KUTIPAN DOKUMEN:
Kamis, 17 Juni 2010

Hmmm... Pedas Gurih Bansus Air Mancur


Foto: Dian Anditya Mutiara. Grafis: Lucky 

SELAIN Tugu Kujang dan angkotnya bikin macet, nama Air Mancur cukup tersohor di Kota Bogor. Sama halnya dengan Jalan Pajajaran dan Taman Kencana. Air Mancur yang terletak di Jalan Sudirman punya tempat menarik untuk dikunjungi, khususnya tempat aneka macam kuliner.
BISA dikatakan, kawasan Air Mancur ini mirip dengan Bundaran Hotel Indonesia (HI) di Jakarta. Yang membedakan selain ukuran, bundaran Air Mancur merupakan taman yang setiap hari digunakan ribuan warga Bogor, bahkan juga warga dari Jakarta untuk bersantai dari sore hingga larut malam. Mereka umumnya kaum muda.
Suasana di bundaran air mancur sangat hidup dan semarak karena tempat yang menjajakan makanan di lokasi tersebut, buka hingga dini hari.
Jumat malam dan Sabtu, tempat itu menjadi lautan manusia dari berbagai kalangan. Ada kelompok motor, anak muda yang tergabung dalam klub mobil, pencinta musik dan lainnya berbaur.
Satu hal yang paling khas dari Air Mancur adalah bandrek susu (bansus).
Bisa dikatakan belum pas dan puas jika ke tempat itu tanpa meneguk minuman penghangat yang dikenal sebagai bansus Air Mancur. Bandrek, minuman ini adalah masih saudaranya bajigur, yang membedakan cuma bahan dasarnya.
Bandrek berupa campuran minuman yang terbuat dari sari jahe dan rempah-rempah, sehingga beraroma pedas dan hangat. Biasanya disajikan selagi panas.
Penambahan susu pada bandrek menjadikan rasa pedas bandrek sedikit berkurang, diganti dengan gurihnya susu. Namun ada juga yang lebih suka ditambahkan es batu sehingga jadilah bansus dingin.
Sebagai pelengkap, jajanan tenda juga menyediakan aneka jenis panganan khas Bogor yang menggoda selera, seperti lupis, ketan kukus, buras, aneka macam gorengan yang dilengkapi dengan sambal kacang.

DATA TEREKAM:
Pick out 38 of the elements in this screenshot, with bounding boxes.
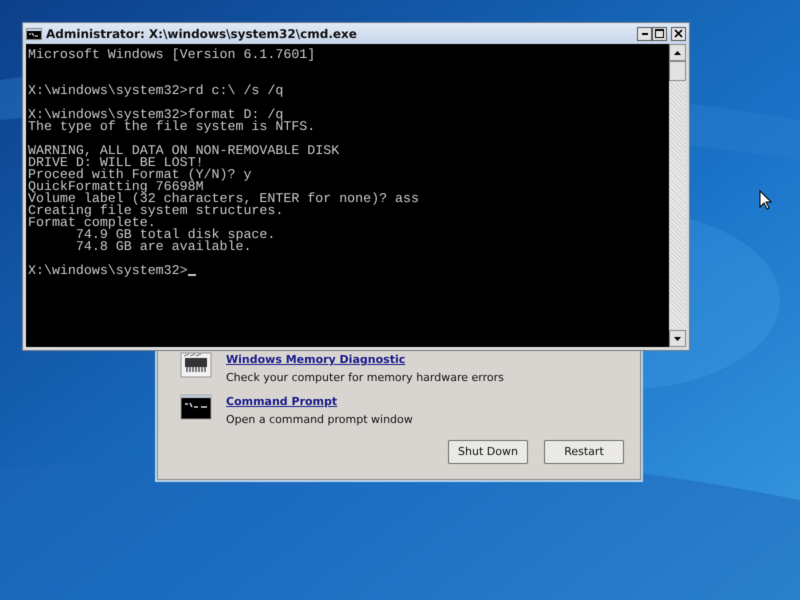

TUJUAN TUGAS:
Salin tanpa perubahan bagian tulisan tentang bansus Air Mancur, mulai dari "Bisa dikatakan belum" dan berakhir pada "dengan sambal kacang.". Data tersebut tidak diperlukan.

JAWABAN:
Bisa dikatakan belum pas dan puas jika ke tempat itu tanpa meneguk minuman penghangat yang dikenal sebagai bansus Air Mancur. Bandrek, minuman ini adalah masih saudaranya bajigur, yang membedakan cuma bahan dasarnya.
Bandrek berupa campuran minuman yang terbuat dari sari jahe dan rempah-rempah, sehingga beraroma pedas dan hangat. Biasanya disajikan selagi panas.
Penambahan susu pada bandrek menjadikan rasa pedas bandrek sedikit berkurang, diganti dengan gurihnya susu. Namun ada juga yang lebih suka ditambahkan es batu sehingga jadilah bansus dingin.
Sebagai pelengkap, jajanan tenda juga menyediakan aneka jenis panganan khas Bogor yang menggoda selera, seperti lupis, ketan kukus, buras, aneka macam gorengan yang dilengkapi dengan sambal kacang.